— Begin RECORDS SUPPLIED —

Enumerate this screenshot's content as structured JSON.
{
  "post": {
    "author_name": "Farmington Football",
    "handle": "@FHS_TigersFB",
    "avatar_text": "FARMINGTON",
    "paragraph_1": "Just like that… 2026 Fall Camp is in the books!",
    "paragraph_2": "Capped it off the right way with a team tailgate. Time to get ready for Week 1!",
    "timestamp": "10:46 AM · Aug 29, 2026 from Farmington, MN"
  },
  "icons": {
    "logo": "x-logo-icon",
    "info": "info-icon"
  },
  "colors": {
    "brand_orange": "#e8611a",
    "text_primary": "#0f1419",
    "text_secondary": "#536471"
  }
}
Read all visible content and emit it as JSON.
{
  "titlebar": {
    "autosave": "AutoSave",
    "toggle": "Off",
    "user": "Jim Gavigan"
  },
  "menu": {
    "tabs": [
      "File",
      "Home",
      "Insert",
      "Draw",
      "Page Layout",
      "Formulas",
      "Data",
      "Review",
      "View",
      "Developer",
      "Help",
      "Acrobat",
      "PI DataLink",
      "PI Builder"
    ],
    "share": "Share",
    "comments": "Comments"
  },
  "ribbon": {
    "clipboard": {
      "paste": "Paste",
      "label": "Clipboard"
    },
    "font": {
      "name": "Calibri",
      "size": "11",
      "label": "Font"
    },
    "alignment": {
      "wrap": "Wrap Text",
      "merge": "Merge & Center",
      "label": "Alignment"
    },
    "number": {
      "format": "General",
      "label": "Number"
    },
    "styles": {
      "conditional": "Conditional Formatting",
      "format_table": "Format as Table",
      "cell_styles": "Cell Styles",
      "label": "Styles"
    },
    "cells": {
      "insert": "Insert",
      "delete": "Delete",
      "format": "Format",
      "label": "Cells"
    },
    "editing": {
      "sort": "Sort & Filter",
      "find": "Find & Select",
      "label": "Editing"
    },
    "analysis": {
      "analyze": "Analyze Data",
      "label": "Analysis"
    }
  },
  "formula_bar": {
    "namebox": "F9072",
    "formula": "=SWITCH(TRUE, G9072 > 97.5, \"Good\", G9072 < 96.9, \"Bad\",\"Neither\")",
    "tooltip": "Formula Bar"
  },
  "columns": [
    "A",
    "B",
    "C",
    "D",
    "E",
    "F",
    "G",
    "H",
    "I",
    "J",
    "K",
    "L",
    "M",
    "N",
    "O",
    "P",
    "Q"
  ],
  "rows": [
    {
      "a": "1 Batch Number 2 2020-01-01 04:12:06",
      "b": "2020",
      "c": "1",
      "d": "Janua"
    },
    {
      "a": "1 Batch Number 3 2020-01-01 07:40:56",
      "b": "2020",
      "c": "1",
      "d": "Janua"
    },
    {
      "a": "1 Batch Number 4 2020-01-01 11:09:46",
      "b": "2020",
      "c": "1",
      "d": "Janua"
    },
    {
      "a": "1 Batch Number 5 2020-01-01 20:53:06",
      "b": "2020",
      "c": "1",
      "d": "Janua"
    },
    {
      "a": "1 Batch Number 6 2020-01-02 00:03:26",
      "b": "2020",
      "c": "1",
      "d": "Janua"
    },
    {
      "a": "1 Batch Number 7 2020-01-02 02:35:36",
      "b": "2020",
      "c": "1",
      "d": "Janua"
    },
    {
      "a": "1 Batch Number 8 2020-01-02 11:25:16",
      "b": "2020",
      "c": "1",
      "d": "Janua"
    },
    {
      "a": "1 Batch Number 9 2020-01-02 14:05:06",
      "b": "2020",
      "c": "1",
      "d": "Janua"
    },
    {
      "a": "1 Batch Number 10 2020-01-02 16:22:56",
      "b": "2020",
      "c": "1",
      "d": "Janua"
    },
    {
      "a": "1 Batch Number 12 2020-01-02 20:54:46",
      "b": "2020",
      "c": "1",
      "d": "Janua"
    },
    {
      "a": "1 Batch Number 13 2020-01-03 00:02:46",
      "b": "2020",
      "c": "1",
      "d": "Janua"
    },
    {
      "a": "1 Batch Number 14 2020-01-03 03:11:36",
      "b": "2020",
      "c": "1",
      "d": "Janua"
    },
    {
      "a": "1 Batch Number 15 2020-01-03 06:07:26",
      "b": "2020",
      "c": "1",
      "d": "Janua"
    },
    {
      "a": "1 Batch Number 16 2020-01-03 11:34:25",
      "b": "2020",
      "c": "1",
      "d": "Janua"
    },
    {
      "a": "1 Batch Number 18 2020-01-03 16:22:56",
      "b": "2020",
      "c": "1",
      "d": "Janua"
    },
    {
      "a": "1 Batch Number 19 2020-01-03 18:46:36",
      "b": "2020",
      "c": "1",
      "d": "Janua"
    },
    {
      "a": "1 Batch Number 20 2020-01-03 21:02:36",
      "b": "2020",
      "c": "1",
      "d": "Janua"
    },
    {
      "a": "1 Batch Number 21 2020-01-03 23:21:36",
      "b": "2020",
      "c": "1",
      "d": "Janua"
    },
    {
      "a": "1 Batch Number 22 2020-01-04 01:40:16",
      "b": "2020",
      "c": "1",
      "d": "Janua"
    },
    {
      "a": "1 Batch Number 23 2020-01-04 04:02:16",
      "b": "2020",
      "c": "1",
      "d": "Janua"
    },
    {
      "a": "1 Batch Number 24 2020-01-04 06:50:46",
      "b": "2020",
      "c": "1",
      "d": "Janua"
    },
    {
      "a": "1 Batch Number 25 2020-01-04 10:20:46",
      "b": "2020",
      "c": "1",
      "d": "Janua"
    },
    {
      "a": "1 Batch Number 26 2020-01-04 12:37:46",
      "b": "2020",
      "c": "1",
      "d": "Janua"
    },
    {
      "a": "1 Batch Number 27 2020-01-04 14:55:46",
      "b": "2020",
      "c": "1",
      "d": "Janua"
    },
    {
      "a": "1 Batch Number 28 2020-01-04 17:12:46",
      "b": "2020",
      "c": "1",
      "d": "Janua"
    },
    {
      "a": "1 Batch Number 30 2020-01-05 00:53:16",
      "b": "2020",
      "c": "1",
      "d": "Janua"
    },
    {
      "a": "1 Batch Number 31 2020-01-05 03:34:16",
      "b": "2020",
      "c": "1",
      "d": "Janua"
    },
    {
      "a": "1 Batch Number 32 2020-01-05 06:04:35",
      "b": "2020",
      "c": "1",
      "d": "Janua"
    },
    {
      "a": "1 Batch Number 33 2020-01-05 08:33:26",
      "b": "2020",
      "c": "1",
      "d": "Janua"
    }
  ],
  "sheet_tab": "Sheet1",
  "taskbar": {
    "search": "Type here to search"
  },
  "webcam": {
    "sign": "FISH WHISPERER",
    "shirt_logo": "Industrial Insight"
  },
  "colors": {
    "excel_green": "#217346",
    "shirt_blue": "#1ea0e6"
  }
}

— End RECORDS SUPPLIED —

GIVEN PROBLEM: Write down every line of the data exactly as it appears above.

RESPONSE TO THE TASK:
Enumerate this screenshot's content as structured JSON.
{
  "post": {
    "author_name": "Farmington Football",
    "handle": "@FHS_TigersFB",
    "avatar_text": "FARMINGTON",
    "paragraph_1": "Just like that… 2026 Fall Camp is in the books!",
    "paragraph_2": "Capped it off the right way with a team tailgate. Time to get ready for Week 1!",
    "timestamp": "10:46 AM · Aug 29, 2026 from Farmington, MN"
  },
  "icons": {
    "logo": "x-logo-icon",
    "info": "info-icon"
  },
  "colors": {
    "brand_orange": "#e8611a",
    "text_primary": "#0f1419",
    "text_secondary": "#536471"
  }
}
Read all visible content and emit it as JSON.
{
  "titlebar": {
    "autosave": "AutoSave",
    "toggle": "Off",
    "user": "Jim Gavigan"
  },
  "menu": {
    "tabs": [
      "File",
      "Home",
      "Insert",
      "Draw",
      "Page Layout",
      "Formulas",
      "Data",
      "Review",
      "View",
      "Developer",
      "Help",
      "Acrobat",
      "PI DataLink",
      "PI Builder"
    ],
    "share": "Share",
    "comments": "Comments"
  },
  "ribbon": {
    "clipboard": {
      "paste": "Paste",
      "label": "Clipboard"
    },
    "font": {
      "name": "Calibri",
      "size": "11",
      "label": "Font"
    },
    "alignment": {
      "wrap": "Wrap Text",
      "merge": "Merge & Center",
      "label": "Alignment"
    },
    "number": {
      "format": "General",
      "label": "Number"
    },
    "styles": {
      "conditional": "Conditional Formatting",
      "format_table": "Format as Table",
      "cell_styles": "Cell Styles",
      "label": "Styles"
    },
    "cells": {
      "insert": "Insert",
      "delete": "Delete",
      "format": "Format",
      "label": "Cells"
    },
    "editing": {
      "sort": "Sort & Filter",
      "find": "Find & Select",
      "label": "Editing"
    },
    "analysis": {
      "analyze": "Analyze Data",
      "label": "Analysis"
    }
  },
  "formula_bar": {
    "namebox": "F9072",
    "formula": "=SWITCH(TRUE, G9072 > 97.5, \"Good\", G9072 < 96.9, \"Bad\",\"Neither\")",
    "tooltip": "Formula Bar"
  },
  "columns": [
    "A",
    "B",
    "C",
    "D",
    "E",
    "F",
    "G",
    "H",
    "I",
    "J",
    "K",
    "L",
    "M",
    "N",
    "O",
    "P",
    "Q"
  ],
  "rows": [
    {
      "a": "1 Batch Number 2 2020-01-01 04:12:06",
      "b": "2020",
      "c": "1",
      "d": "Janua"
    },
    {
      "a": "1 Batch Number 3 2020-01-01 07:40:56",
      "b": "2020",
      "c": "1",
      "d": "Janua"
    },
    {
      "a": "1 Batch Number 4 2020-01-01 11:09:46",
      "b": "2020",
      "c": "1",
      "d": "Janua"
    },
    {
      "a": "1 Batch Number 5 2020-01-01 20:53:06",
      "b": "2020",
      "c": "1",
      "d": "Janua"
    },
    {
      "a": "1 Batch Number 6 2020-01-02 00:03:26",
      "b": "2020",
      "c": "1",
      "d": "Janua"
    },
    {
      "a": "1 Batch Number 7 2020-01-02 02:35:36",
      "b": "2020",
      "c": "1",
      "d": "Janua"
    },
    {
      "a": "1 Batch Number 8 2020-01-02 11:25:16",
      "b": "2020",
      "c": "1",
      "d": "Janua"
    },
    {
      "a": "1 Batch Number 9 2020-01-02 14:05:06",
      "b": "2020",
      "c": "1",
      "d": "Janua"
    },
    {
      "a": "1 Batch Number 10 2020-01-02 16:22:56",
      "b": "2020",
      "c": "1",
      "d": "Janua"
    },
    {
      "a": "1 Batch Number 12 2020-01-02 20:54:46",
      "b": "2020",
      "c": "1",
      "d": "Janua"
    },
    {
      "a": "1 Batch Number 13 2020-01-03 00:02:46",
      "b": "2020",
      "c": "1",
      "d": "Janua"
    },
    {
      "a": "1 Batch Number 14 2020-01-03 03:11:36",
      "b": "2020",
      "c": "1",
      "d": "Janua"
    },
    {
      "a": "1 Batch Number 15 2020-01-03 06:07:26",
      "b": "2020",
      "c": "1",
      "d": "Janua"
    },
    {
      "a": "1 Batch Number 16 2020-01-03 11:34:25",
      "b": "2020",
      "c": "1",
      "d": "Janua"
    },
    {
      "a": "1 Batch Number 18 2020-01-03 16:22:56",
      "b": "2020",
      "c": "1",
      "d": "Janua"
    },
    {
      "a": "1 Batch Number 19 2020-01-03 18:46:36",
      "b": "2020",
      "c": "1",
      "d": "Janua"
    },
    {
      "a": "1 Batch Number 20 2020-01-03 21:02:36",
      "b": "2020",
      "c": "1",
      "d": "Janua"
    },
    {
      "a": "1 Batch Number 21 2020-01-03 23:21:36",
      "b": "2020",
      "c": "1",
      "d": "Janua"
    },
    {
      "a": "1 Batch Number 22 2020-01-04 01:40:16",
      "b": "2020",
      "c": "1",
      "d": "Janua"
    },
    {
      "a": "1 Batch Number 23 2020-01-04 04:02:16",
      "b": "2020",
      "c": "1",
      "d": "Janua"
    },
    {
      "a": "1 Batch Number 24 2020-01-04 06:50:46",
      "b": "2020",
      "c": "1",
      "d": "Janua"
    },
    {
      "a": "1 Batch Number 25 2020-01-04 10:20:46",
      "b": "2020",
      "c": "1",
      "d": "Janua"
    },
    {
      "a": "1 Batch Number 26 2020-01-04 12:37:46",
      "b": "2020",
      "c": "1",
      "d": "Janua"
    },
    {
      "a": "1 Batch Number 27 2020-01-04 14:55:46",
      "b": "2020",
      "c": "1",
      "d": "Janua"
    },
    {
      "a": "1 Batch Number 28 2020-01-04 17:12:46",
      "b": "2020",
      "c": "1",
      "d": "Janua"
    },
    {
      "a": "1 Batch Number 30 2020-01-05 00:53:16",
      "b": "2020",
      "c": "1",
      "d": "Janua"
    },
    {
      "a": "1 Batch Number 31 2020-01-05 03:34:16",
      "b": "2020",
      "c": "1",
      "d": "Janua"
    },
    {
      "a": "1 Batch Number 32 2020-01-05 06:04:35",
      "b": "2020",
      "c": "1",
      "d": "Janua"
    },
    {
      "a": "1 Batch Number 33 2020-01-05 08:33:26",
      "b": "2020",
      "c": "1",
      "d": "Janua"
    }
  ],
  "sheet_tab": "Sheet1",
  "taskbar": {
    "search": "Type here to search"
  },
  "webcam": {
    "sign": "FISH WHISPERER",
    "shirt_logo": "Industrial Insight"
  },
  "colors": {
    "excel_green": "#217346",
    "shirt_blue": "#1ea0e6"
  }
}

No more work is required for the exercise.